→ Instruction: Transcribe every entry word for word, leaving out all images.

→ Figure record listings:
>> Begin
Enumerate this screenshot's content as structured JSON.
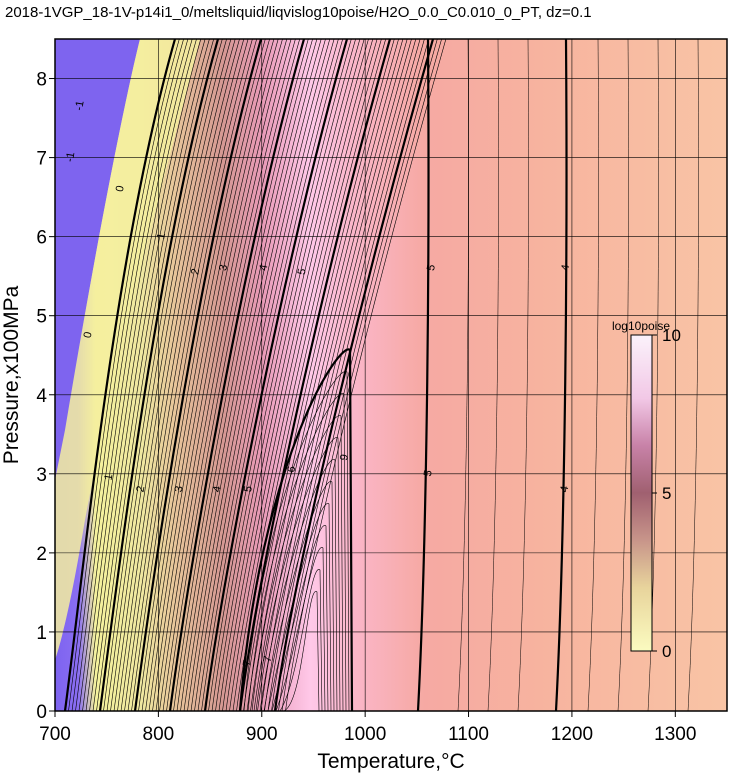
{
  "chart_data": {
    "type": "heatmap",
    "title": "2018-1VGP_18-1V-p14i1_0/meltsliquid/liqvislog10poise/H2O_0.0_C0.010_0_PT, dz=0.1",
    "xlabel": "Temperature,°C",
    "ylabel": "Pressure,x100MPa",
    "xlim": [
      700,
      1350
    ],
    "ylim": [
      0,
      8.5
    ],
    "x_ticks": [
      700,
      800,
      900,
      1000,
      1100,
      1200,
      1300
    ],
    "y_ticks": [
      0,
      1,
      2,
      3,
      4,
      5,
      6,
      7,
      8
    ],
    "grid": true,
    "colorbar": {
      "label": "log10poise",
      "range": [
        0,
        10
      ],
      "ticks": [
        0,
        5,
        10
      ],
      "colors": [
        "#f4f0b0",
        "#c07a7e",
        "#ffffff"
      ]
    },
    "contour_interval": 0.1,
    "labeled_contours": [
      {
        "level": -1,
        "x": 718,
        "y": 7.0
      },
      {
        "level": -1,
        "x": 727,
        "y": 7.65
      },
      {
        "level": 0,
        "x": 735,
        "y": 4.75
      },
      {
        "level": 0,
        "x": 766,
        "y": 6.6
      },
      {
        "level": 1,
        "x": 755,
        "y": 2.95
      },
      {
        "level": 1,
        "x": 806,
        "y": 6.0
      },
      {
        "level": 2,
        "x": 786,
        "y": 2.8
      },
      {
        "level": 2,
        "x": 839,
        "y": 5.55
      },
      {
        "level": 3,
        "x": 823,
        "y": 2.8
      },
      {
        "level": 3,
        "x": 866,
        "y": 5.6
      },
      {
        "level": 4,
        "x": 860,
        "y": 2.8
      },
      {
        "level": 4,
        "x": 905,
        "y": 5.6
      },
      {
        "level": 5,
        "x": 890,
        "y": 2.8
      },
      {
        "level": 5,
        "x": 942,
        "y": 5.55
      },
      {
        "level": 6,
        "x": 932,
        "y": 3.05
      },
      {
        "level": 7,
        "x": 889,
        "y": 0.6
      },
      {
        "level": 7,
        "x": 909,
        "y": 0.65
      },
      {
        "level": 9,
        "x": 983,
        "y": 3.2
      },
      {
        "level": 5,
        "x": 1064,
        "y": 3.0
      },
      {
        "level": 5,
        "x": 1067,
        "y": 5.6
      },
      {
        "level": 4,
        "x": 1196,
        "y": 2.8
      },
      {
        "level": 4,
        "x": 1197,
        "y": 5.6
      }
    ]
  }
}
>> End
→ Response to the exercise:
Enumerate this screenshot's content as structured JSON.
{
  "chart_data": {
    "type": "heatmap",
    "title": "2018-1VGP_18-1V-p14i1_0/meltsliquid/liqvislog10poise/H2O_0.0_C0.010_0_PT, dz=0.1",
    "xlabel": "Temperature,°C",
    "ylabel": "Pressure,x100MPa",
    "xlim": [
      700,
      1350
    ],
    "ylim": [
      0,
      8.5
    ],
    "x_ticks": [
      700,
      800,
      900,
      1000,
      1100,
      1200,
      1300
    ],
    "y_ticks": [
      0,
      1,
      2,
      3,
      4,
      5,
      6,
      7,
      8
    ],
    "grid": true,
    "colorbar": {
      "label": "log10poise",
      "range": [
        0,
        10
      ],
      "ticks": [
        0,
        5,
        10
      ],
      "colors": [
        "#f4f0b0",
        "#c07a7e",
        "#ffffff"
      ]
    },
    "contour_interval": 0.1,
    "labeled_contours": [
      {
        "level": -1,
        "x": 718,
        "y": 7.0
      },
      {
        "level": -1,
        "x": 727,
        "y": 7.65
      },
      {
        "level": 0,
        "x": 735,
        "y": 4.75
      },
      {
        "level": 0,
        "x": 766,
        "y": 6.6
      },
      {
        "level": 1,
        "x": 755,
        "y": 2.95
      },
      {
        "level": 1,
        "x": 806,
        "y": 6.0
      },
      {
        "level": 2,
        "x": 786,
        "y": 2.8
      },
      {
        "level": 2,
        "x": 839,
        "y": 5.55
      },
      {
        "level": 3,
        "x": 823,
        "y": 2.8
      },
      {
        "level": 3,
        "x": 866,
        "y": 5.6
      },
      {
        "level": 4,
        "x": 860,
        "y": 2.8
      },
      {
        "level": 4,
        "x": 905,
        "y": 5.6
      },
      {
        "level": 5,
        "x": 890,
        "y": 2.8
      },
      {
        "level": 5,
        "x": 942,
        "y": 5.55
      },
      {
        "level": 6,
        "x": 932,
        "y": 3.05
      },
      {
        "level": 7,
        "x": 889,
        "y": 0.6
      },
      {
        "level": 7,
        "x": 909,
        "y": 0.65
      },
      {
        "level": 9,
        "x": 983,
        "y": 3.2
      },
      {
        "level": 5,
        "x": 1064,
        "y": 3.0
      },
      {
        "level": 5,
        "x": 1067,
        "y": 5.6
      },
      {
        "level": 4,
        "x": 1196,
        "y": 2.8
      },
      {
        "level": 4,
        "x": 1197,
        "y": 5.6
      }
    ]
  }
}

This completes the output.